- **Stored records**:
────────
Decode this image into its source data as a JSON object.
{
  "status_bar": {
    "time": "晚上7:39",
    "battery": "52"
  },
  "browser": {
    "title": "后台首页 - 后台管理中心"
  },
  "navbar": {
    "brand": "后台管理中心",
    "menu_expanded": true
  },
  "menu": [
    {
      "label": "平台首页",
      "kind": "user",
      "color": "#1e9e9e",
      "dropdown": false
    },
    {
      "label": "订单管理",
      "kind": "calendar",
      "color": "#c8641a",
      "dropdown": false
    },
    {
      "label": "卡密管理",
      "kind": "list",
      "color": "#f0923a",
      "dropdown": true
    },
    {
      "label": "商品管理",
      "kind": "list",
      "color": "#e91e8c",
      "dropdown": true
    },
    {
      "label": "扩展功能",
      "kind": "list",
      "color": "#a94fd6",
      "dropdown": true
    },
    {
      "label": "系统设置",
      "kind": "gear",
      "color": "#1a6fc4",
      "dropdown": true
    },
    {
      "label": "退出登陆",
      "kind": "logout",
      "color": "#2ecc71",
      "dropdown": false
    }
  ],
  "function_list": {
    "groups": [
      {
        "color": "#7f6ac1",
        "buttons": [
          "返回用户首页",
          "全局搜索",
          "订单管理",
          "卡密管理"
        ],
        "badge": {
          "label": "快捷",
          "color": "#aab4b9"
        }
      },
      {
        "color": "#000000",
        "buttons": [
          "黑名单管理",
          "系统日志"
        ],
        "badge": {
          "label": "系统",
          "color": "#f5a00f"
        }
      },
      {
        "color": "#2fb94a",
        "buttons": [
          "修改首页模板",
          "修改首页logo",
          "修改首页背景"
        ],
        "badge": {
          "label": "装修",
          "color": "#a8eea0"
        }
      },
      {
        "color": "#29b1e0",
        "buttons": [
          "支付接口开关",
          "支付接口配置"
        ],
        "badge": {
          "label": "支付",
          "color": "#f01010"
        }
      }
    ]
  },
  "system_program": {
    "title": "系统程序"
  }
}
────────
- **What the exercise asks**: Using the data above, print every record exactly as shown.

- **Result below**:
Decode this image into its source data as a JSON object.
{
  "status_bar": {
    "time": "晚上7:39",
    "battery": "52"
  },
  "browser": {
    "title": "后台首页 - 后台管理中心"
  },
  "navbar": {
    "brand": "后台管理中心",
    "menu_expanded": true
  },
  "menu": [
    {
      "label": "平台首页",
      "kind": "user",
      "color": "#1e9e9e",
      "dropdown": false
    },
    {
      "label": "订单管理",
      "kind": "calendar",
      "color": "#c8641a",
      "dropdown": false
    },
    {
      "label": "卡密管理",
      "kind": "list",
      "color": "#f0923a",
      "dropdown": true
    },
    {
      "label": "商品管理",
      "kind": "list",
      "color": "#e91e8c",
      "dropdown": true
    },
    {
      "label": "扩展功能",
      "kind": "list",
      "color": "#a94fd6",
      "dropdown": true
    },
    {
      "label": "系统设置",
      "kind": "gear",
      "color": "#1a6fc4",
      "dropdown": true
    },
    {
      "label": "退出登陆",
      "kind": "logout",
      "color": "#2ecc71",
      "dropdown": false
    }
  ],
  "function_list": {
    "groups": [
      {
        "color": "#7f6ac1",
        "buttons": [
          "返回用户首页",
          "全局搜索",
          "订单管理",
          "卡密管理"
        ],
        "badge": {
          "label": "快捷",
          "color": "#aab4b9"
        }
      },
      {
        "color": "#000000",
        "buttons": [
          "黑名单管理",
          "系统日志"
        ],
        "badge": {
          "label": "系统",
          "color": "#f5a00f"
        }
      },
      {
        "color": "#2fb94a",
        "buttons": [
          "修改首页模板",
          "修改首页logo",
          "修改首页背景"
        ],
        "badge": {
          "label": "装修",
          "color": "#a8eea0"
        }
      },
      {
        "color": "#29b1e0",
        "buttons": [
          "支付接口开关",
          "支付接口配置"
        ],
        "badge": {
          "label": "支付",
          "color": "#f01010"
        }
      }
    ]
  },
  "system_program": {
    "title": "系统程序"
  }
}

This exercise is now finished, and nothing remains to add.